» **WHAT YOU WILL DO**:
Pick out each line containing the string "wins".

» **STORED ROWS**:
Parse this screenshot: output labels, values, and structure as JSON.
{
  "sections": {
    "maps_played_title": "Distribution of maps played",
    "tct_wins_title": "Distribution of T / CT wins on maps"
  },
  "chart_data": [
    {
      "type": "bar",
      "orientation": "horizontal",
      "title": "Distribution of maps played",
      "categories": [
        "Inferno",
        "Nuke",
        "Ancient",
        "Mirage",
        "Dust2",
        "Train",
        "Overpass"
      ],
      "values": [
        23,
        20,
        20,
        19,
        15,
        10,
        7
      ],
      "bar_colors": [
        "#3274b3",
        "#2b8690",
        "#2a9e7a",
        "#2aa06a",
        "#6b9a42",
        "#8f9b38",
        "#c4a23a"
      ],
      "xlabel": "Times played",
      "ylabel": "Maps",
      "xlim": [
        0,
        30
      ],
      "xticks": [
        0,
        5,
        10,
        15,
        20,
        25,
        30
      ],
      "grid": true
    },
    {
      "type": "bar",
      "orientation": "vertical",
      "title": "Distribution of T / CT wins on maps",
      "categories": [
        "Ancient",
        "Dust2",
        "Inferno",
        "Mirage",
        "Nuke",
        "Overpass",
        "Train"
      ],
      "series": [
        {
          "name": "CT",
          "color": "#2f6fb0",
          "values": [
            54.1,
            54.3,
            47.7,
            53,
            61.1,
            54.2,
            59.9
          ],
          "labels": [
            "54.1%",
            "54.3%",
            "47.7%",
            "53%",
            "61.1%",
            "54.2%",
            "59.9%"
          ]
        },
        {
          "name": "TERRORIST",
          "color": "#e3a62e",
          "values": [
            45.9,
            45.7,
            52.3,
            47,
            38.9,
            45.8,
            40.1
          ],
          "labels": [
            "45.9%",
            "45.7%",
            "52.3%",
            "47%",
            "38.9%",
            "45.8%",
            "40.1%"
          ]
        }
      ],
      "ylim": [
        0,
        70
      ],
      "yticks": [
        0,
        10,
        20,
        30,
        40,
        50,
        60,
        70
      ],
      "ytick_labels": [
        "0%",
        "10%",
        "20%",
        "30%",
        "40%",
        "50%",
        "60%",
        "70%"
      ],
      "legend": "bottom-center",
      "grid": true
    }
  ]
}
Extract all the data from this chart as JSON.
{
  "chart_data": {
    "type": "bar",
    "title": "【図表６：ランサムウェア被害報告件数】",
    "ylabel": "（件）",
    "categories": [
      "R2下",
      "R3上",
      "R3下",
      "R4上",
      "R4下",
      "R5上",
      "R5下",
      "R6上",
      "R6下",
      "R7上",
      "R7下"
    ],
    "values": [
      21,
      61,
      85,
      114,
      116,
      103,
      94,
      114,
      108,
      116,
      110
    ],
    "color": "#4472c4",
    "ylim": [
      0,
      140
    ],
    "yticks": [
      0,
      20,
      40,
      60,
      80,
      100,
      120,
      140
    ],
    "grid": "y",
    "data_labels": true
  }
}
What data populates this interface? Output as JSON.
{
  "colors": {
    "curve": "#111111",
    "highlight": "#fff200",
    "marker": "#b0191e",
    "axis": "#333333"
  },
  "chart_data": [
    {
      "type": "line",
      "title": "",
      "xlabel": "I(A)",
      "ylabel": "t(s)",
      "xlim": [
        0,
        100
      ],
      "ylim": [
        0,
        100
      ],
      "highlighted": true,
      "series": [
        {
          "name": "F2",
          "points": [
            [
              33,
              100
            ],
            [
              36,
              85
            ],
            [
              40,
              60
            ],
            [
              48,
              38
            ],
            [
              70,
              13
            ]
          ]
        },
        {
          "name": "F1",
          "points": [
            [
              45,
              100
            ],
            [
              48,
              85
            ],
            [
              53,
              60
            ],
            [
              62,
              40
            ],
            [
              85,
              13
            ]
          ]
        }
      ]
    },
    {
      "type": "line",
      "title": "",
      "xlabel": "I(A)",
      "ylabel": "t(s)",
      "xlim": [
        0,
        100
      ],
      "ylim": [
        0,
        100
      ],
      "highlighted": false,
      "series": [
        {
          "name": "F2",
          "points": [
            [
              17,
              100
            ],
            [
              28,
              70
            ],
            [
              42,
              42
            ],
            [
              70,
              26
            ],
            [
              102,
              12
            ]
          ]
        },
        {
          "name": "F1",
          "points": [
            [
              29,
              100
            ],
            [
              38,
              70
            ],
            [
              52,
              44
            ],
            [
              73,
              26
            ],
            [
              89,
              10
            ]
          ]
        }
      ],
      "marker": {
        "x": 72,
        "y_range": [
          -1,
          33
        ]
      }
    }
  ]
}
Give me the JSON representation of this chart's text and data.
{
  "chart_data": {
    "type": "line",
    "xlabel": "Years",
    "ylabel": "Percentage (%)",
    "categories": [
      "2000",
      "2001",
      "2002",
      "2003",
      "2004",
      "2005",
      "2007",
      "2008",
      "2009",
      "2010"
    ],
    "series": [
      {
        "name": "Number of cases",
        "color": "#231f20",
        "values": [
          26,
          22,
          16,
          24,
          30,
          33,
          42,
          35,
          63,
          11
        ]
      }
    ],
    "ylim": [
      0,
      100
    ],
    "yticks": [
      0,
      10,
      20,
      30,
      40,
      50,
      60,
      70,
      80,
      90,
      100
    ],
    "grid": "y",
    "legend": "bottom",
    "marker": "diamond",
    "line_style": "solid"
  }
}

» **FINISHED ANSWER**:
    "tct_wins_title": "Distribution of T / CT wins on maps"
      "title": "Distribution of T / CT wins on maps",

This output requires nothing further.